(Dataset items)
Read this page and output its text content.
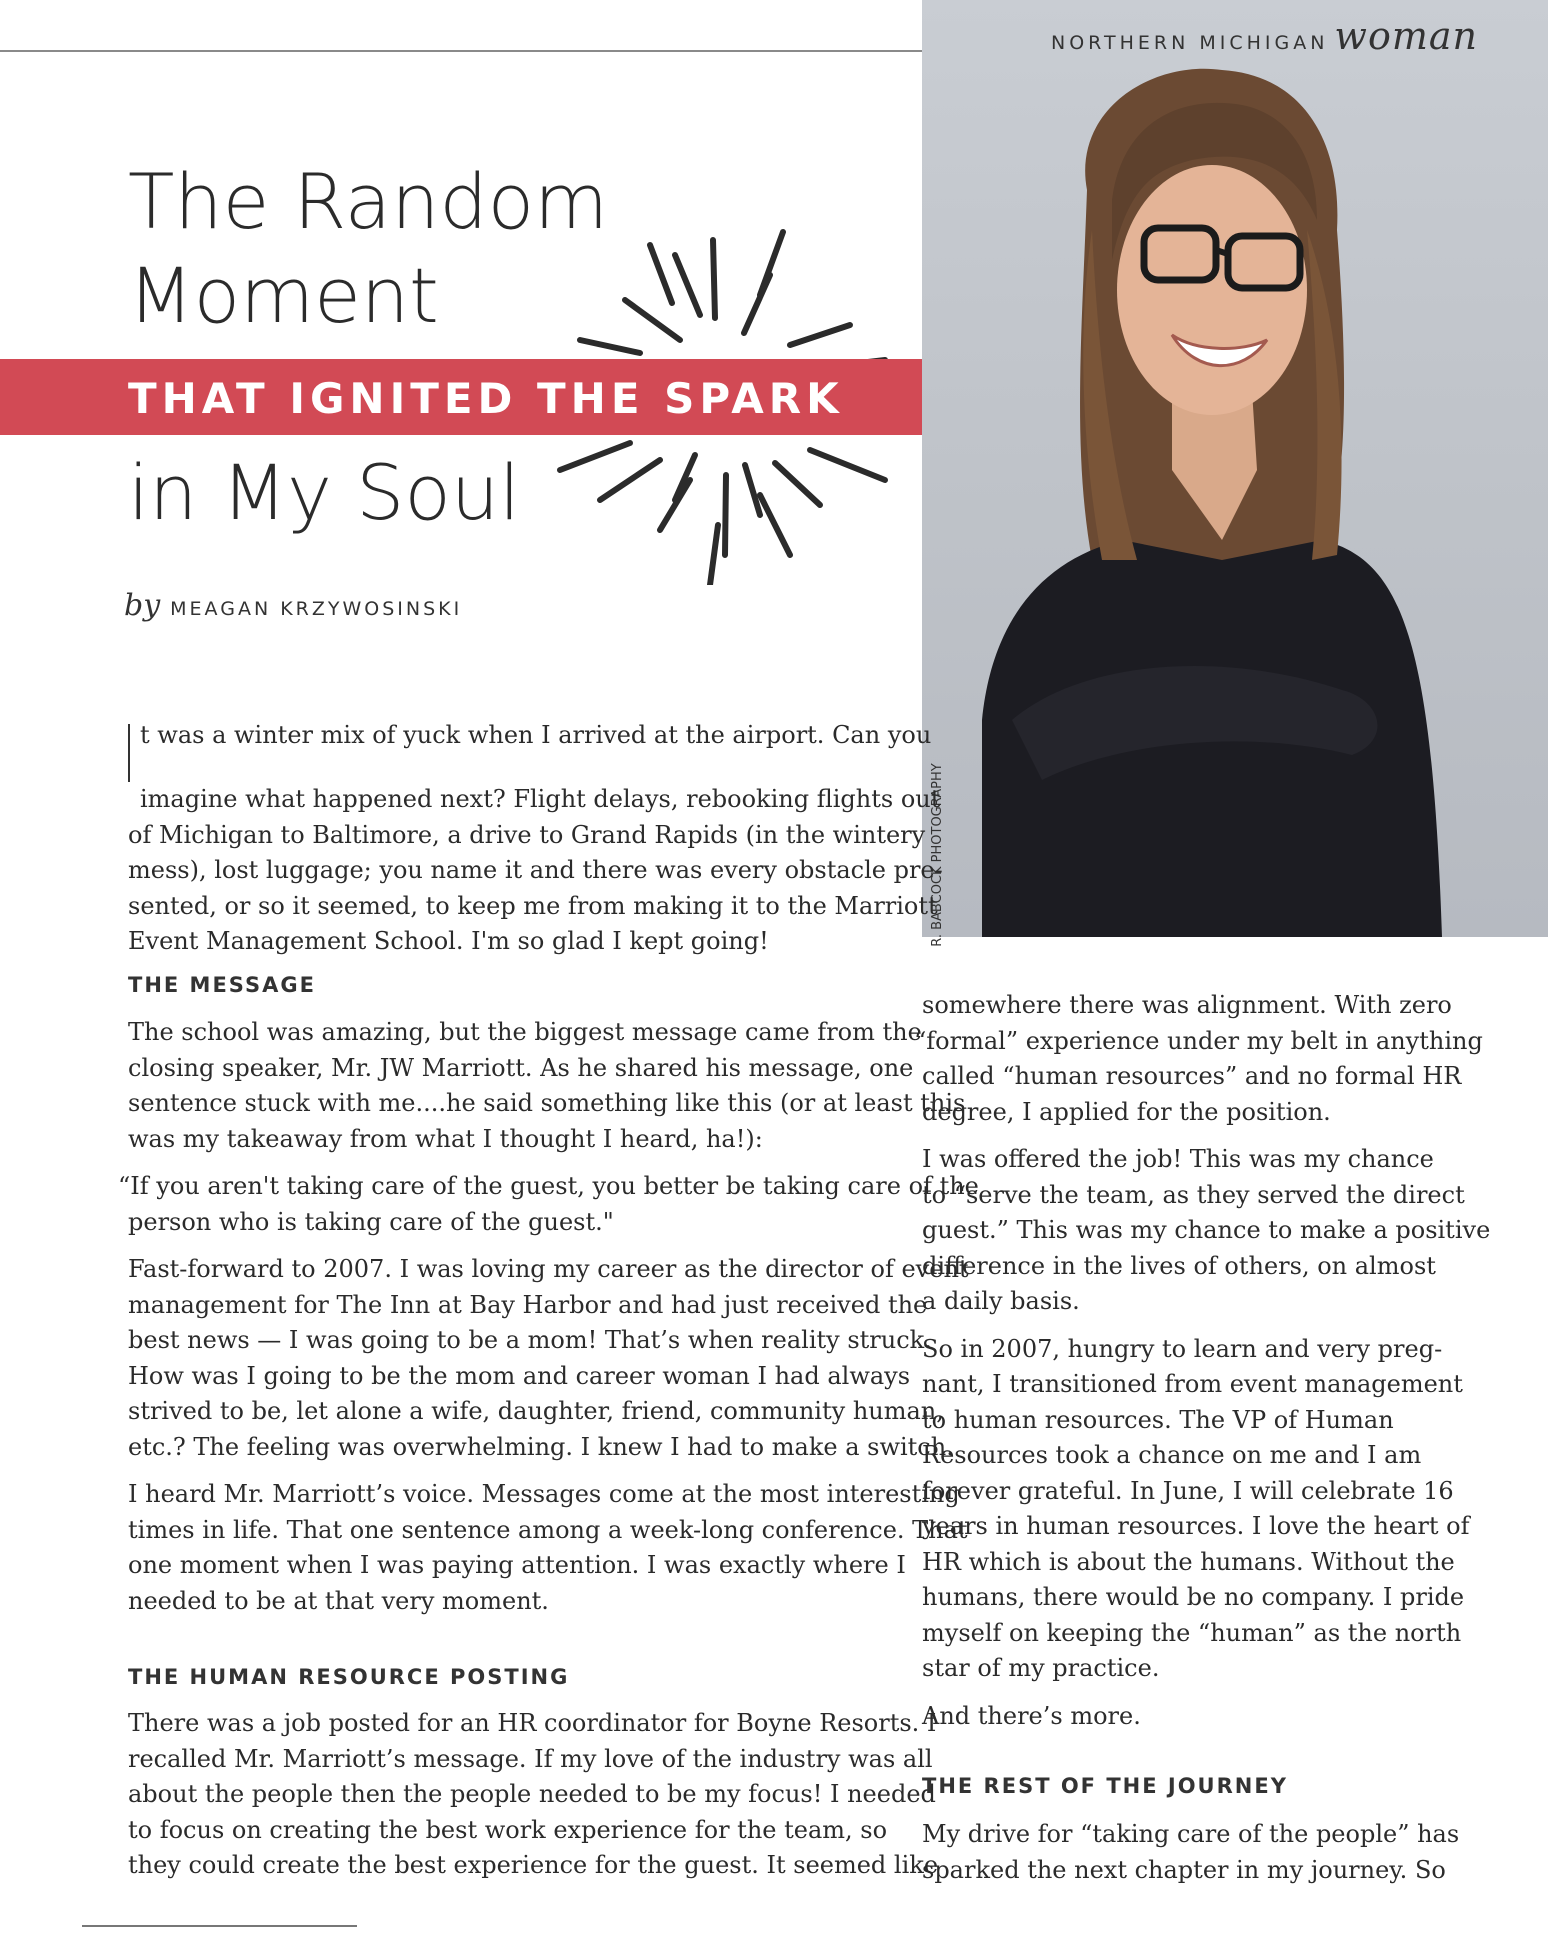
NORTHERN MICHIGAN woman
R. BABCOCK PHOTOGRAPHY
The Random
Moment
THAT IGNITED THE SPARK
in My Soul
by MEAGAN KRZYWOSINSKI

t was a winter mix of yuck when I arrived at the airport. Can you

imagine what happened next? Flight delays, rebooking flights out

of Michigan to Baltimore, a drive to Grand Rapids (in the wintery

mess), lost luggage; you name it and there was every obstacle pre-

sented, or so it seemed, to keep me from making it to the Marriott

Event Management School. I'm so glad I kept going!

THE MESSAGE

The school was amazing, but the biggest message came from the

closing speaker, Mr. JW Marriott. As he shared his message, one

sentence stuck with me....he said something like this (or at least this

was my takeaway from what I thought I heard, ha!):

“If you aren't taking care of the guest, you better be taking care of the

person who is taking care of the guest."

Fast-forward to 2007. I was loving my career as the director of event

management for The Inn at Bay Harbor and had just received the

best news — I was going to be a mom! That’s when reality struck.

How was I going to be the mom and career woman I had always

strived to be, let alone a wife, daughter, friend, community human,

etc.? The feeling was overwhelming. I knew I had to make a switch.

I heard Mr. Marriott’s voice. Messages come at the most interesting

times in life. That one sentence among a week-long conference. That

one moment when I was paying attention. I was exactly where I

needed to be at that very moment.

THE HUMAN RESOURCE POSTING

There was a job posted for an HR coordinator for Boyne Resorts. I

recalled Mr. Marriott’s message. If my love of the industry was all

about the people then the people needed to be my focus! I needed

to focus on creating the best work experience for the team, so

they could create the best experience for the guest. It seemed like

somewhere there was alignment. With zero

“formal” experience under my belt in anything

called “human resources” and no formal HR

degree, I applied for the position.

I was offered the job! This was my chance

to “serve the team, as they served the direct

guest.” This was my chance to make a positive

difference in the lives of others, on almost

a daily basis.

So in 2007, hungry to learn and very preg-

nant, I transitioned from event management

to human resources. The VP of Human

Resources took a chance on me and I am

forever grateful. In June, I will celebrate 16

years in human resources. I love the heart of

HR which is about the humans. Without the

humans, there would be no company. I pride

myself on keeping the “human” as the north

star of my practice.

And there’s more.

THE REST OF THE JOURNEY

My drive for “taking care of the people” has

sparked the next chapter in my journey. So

...

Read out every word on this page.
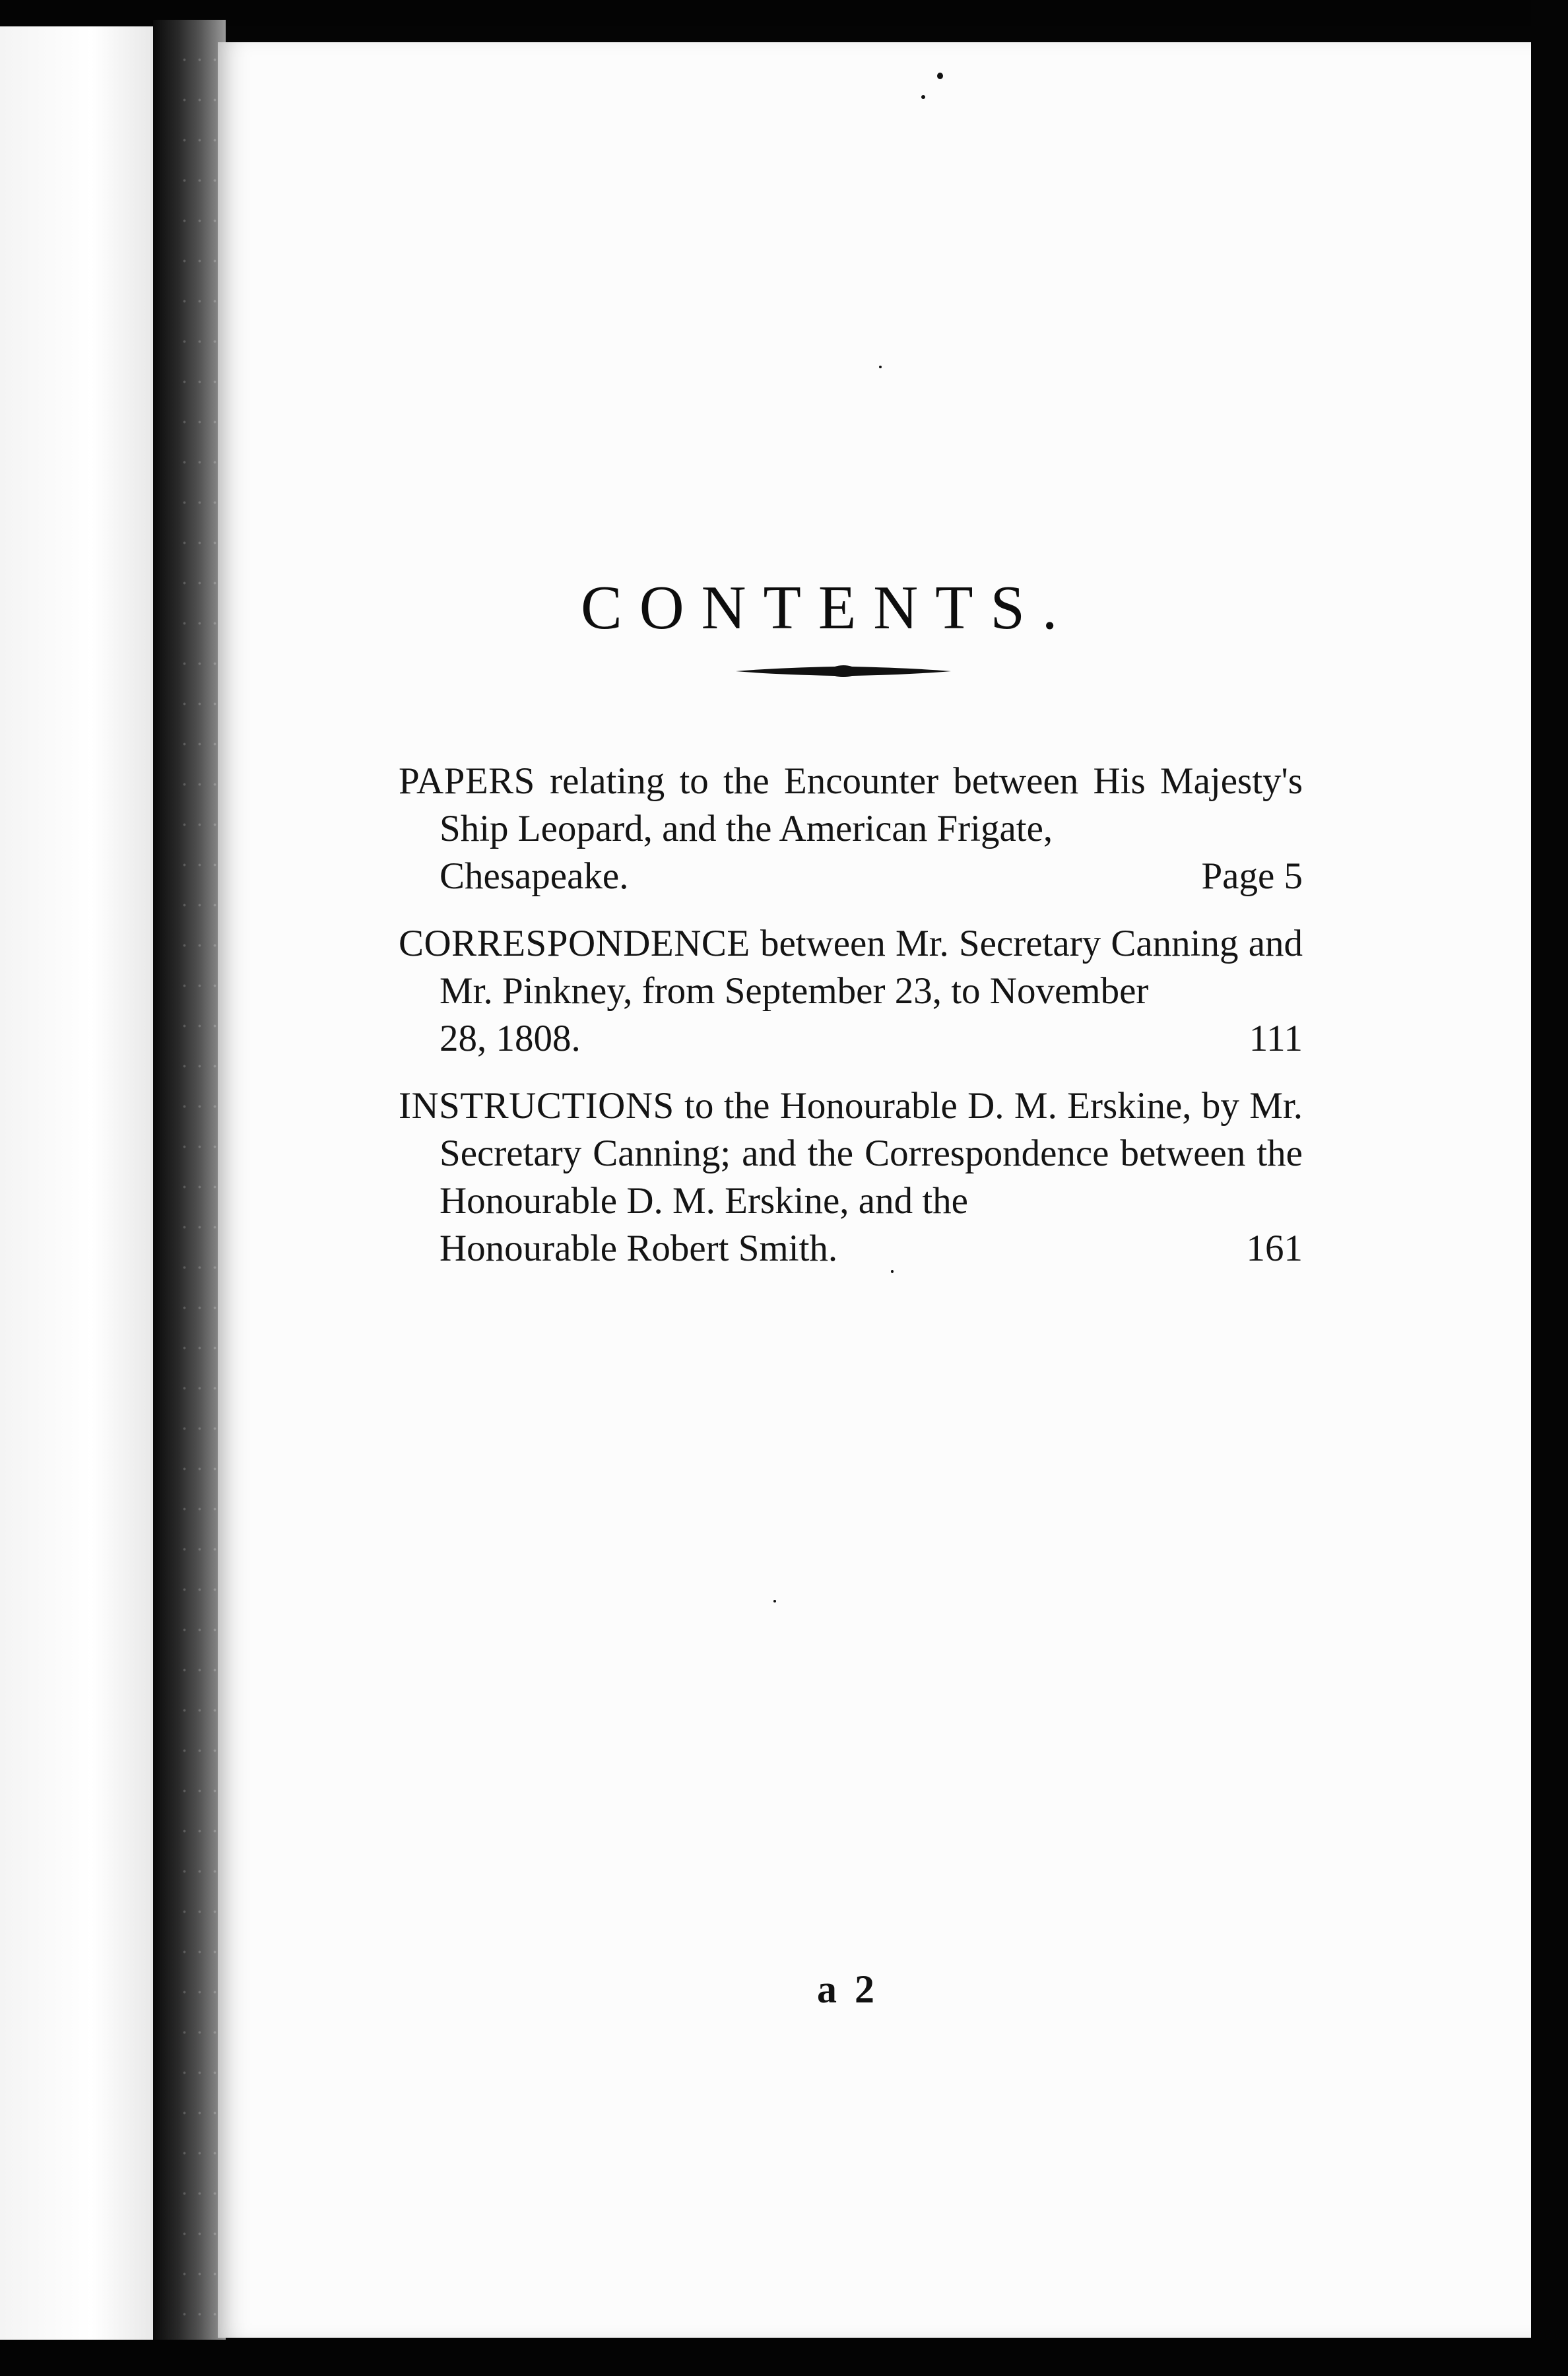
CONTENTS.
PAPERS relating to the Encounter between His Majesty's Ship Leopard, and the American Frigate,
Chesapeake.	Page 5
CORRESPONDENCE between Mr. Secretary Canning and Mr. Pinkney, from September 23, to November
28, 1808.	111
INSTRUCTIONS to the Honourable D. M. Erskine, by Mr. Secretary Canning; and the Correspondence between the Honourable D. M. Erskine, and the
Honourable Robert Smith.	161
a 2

--

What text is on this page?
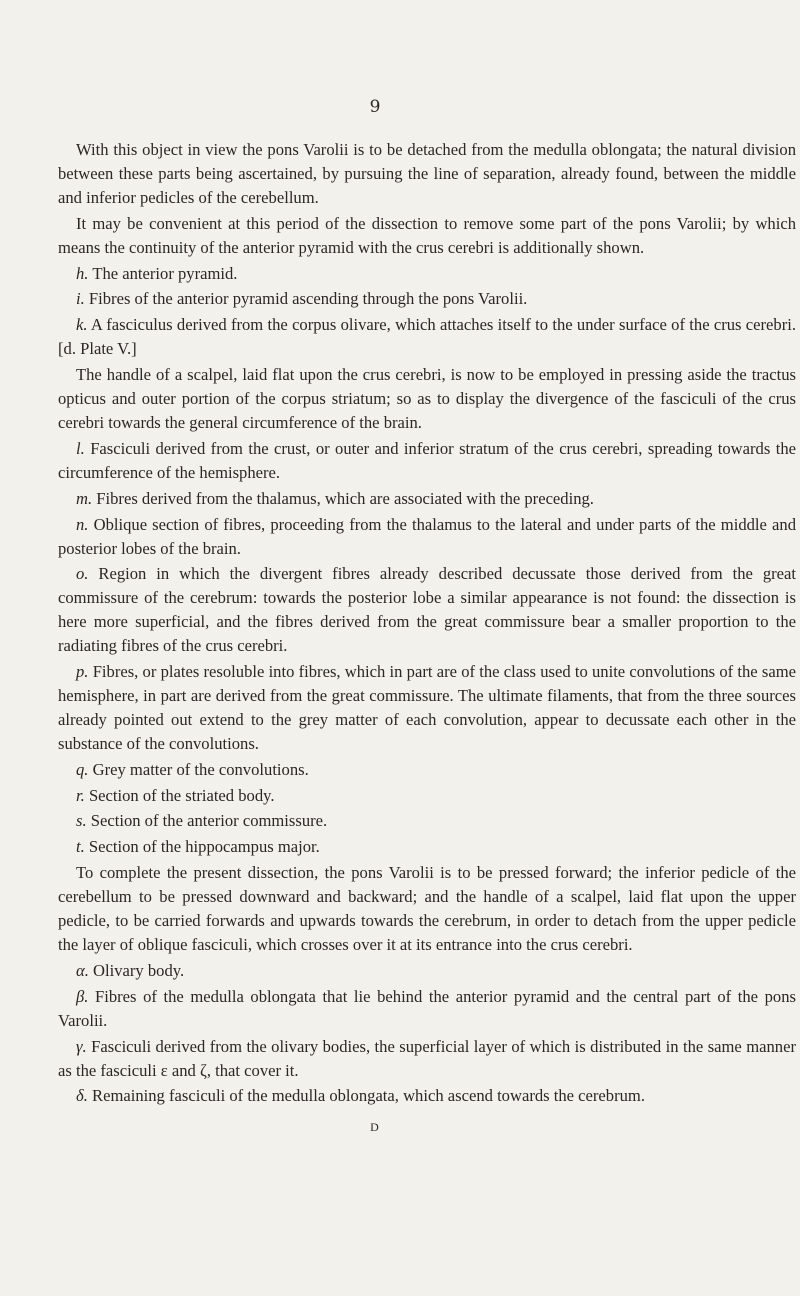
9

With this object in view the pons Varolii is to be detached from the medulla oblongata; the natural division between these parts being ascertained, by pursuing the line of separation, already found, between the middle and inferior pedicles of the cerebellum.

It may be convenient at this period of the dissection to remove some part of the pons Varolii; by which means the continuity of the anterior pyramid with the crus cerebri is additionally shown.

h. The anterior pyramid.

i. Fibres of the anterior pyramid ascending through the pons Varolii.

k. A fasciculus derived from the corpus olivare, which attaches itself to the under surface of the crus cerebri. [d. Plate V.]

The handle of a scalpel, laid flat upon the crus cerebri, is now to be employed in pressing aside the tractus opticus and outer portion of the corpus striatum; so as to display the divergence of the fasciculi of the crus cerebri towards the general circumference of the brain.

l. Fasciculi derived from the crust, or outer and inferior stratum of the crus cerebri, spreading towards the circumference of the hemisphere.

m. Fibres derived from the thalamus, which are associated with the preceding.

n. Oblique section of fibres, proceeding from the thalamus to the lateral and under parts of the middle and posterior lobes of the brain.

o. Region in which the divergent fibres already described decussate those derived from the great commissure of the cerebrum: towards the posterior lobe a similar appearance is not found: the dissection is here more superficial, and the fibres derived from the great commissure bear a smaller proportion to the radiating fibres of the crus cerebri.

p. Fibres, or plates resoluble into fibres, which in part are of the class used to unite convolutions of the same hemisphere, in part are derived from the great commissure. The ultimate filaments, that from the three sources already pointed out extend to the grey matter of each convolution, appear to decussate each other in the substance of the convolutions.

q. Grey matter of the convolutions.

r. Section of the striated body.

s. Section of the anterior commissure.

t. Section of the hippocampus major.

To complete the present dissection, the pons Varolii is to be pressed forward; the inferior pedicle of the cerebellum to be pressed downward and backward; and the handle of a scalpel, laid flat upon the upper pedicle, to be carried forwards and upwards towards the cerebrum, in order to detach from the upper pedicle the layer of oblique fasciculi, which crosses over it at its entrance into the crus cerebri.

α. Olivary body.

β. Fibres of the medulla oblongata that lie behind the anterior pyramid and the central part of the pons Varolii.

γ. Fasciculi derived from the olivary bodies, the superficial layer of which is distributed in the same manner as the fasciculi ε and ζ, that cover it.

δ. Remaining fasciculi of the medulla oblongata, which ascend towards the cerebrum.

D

| Stated task |
In the listing, find each line with the string "guest" and copy it.

| Output of the task |
“If you aren't taking care of the guest, you better be taking care of the
person who is taking care of the guest."
they could create the best experience for the guest. It seemed like
guest.” This was my chance to make a positive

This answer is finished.